• Short problem: Give the number of lines in the data that hold the word "Britain", and nothing else.

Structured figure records
+ + + +

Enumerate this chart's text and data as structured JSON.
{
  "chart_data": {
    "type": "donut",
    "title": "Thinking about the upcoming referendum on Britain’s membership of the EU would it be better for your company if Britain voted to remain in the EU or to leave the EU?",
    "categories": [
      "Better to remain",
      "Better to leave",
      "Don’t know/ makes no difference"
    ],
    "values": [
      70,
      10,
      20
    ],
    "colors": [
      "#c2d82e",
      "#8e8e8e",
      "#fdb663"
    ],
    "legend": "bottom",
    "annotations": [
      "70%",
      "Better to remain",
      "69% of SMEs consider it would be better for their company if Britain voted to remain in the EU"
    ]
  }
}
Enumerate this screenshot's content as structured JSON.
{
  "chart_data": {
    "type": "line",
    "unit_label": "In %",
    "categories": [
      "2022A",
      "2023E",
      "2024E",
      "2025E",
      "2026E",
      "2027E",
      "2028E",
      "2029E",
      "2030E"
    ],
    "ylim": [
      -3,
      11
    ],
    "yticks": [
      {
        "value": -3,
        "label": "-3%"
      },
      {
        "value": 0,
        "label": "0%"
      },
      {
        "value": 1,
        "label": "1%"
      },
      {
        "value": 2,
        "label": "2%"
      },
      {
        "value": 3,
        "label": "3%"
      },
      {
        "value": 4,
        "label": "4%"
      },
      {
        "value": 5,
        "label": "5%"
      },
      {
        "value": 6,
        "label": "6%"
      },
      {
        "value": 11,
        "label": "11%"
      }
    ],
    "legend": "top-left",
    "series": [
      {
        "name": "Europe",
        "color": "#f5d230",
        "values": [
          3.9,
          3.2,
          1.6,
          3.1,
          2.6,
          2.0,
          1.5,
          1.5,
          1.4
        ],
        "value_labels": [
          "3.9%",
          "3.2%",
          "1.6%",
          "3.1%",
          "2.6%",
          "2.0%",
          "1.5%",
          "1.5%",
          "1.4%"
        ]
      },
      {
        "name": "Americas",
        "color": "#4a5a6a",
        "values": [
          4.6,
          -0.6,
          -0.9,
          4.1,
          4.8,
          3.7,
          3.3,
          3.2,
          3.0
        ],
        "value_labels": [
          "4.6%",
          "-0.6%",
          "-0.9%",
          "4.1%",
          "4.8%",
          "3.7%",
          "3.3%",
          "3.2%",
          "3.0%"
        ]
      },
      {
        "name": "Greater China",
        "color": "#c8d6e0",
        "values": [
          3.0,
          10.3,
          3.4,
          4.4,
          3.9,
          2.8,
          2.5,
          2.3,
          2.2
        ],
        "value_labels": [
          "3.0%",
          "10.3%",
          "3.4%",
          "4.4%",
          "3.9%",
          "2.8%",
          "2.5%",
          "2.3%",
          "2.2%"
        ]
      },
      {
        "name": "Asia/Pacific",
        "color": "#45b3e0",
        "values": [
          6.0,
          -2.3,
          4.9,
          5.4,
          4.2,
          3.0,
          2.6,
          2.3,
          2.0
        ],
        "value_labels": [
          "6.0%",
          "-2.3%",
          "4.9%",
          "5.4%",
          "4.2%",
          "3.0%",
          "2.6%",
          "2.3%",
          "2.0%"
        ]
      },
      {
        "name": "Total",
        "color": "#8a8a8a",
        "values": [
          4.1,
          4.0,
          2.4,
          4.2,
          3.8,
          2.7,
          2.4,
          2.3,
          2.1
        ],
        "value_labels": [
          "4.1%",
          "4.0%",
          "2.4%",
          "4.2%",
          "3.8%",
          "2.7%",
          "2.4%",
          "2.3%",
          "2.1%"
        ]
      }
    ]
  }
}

+ + + +

• Task response: 2